On Thursday President Trump issued an executive order, “Restoring Truth and Sanity to American History.”
In Mr. Trump’s customary bluster, the order bursts with accusations against unnamed persons who are presumably my fellow historians and museum curators for our “concerted and widespread effort to rewrite our nation’s history.”
The order’s repeated invocation of the Smithsonian Institution echoes now-familiar right-wing goals outlined in Project 2025 and elsewhere: ending the alleged “woke” agendas on race and gender, creating “parents’ rights” and school choices and promoting history aligned with founders’ “values.”
According to the president, “objective facts” have been replaced with a “distorted narrative driven by ideology.” And then comes that penetrating epithet, the order’s organizing logic: the desire to end the “revisionist movement” carried out by unnamed historians.
I recall that a great historian, Prof. James Horton, used to have a poignant answer to this label: “Would you want your doctors not to be revisionists?” Any field of study must innovate to maintain relevance. The assumption that there is a standard, agreed-upon truth about the country’s past is a fantasy. But when declared by a sitting American president, it becomes a provocation and an insult.

> _SUPPLIED DATA_
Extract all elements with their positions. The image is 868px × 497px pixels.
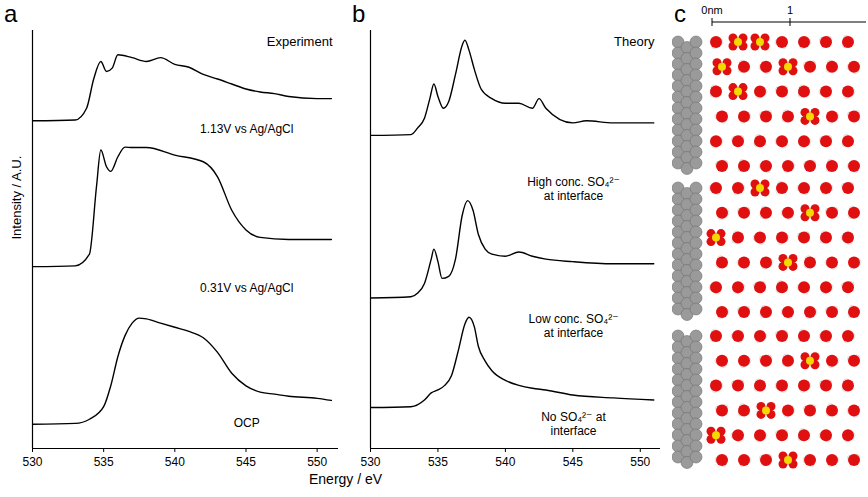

> _PROBLEM DETAILS_
From the essay on the executive order about American history, reproduce word for word the passage that begins with "The order’s repeated" and ends with "by unnamed historians.".

> _SOLUTION FOR THIS EXERCISE_
The order’s repeated invocation of the Smithsonian Institution echoes now-familiar right-wing goals outlined in Project 2025 and elsewhere: ending the alleged “woke” agendas on race and gender, creating “parents’ rights” and school choices and promoting history aligned with founders’ “values.”
According to the president, “objective facts” have been replaced with a “distorted narrative driven by ideology.” And then comes that penetrating epithet, the order’s organizing logic: the desire to end the “revisionist movement” carried out by unnamed historians.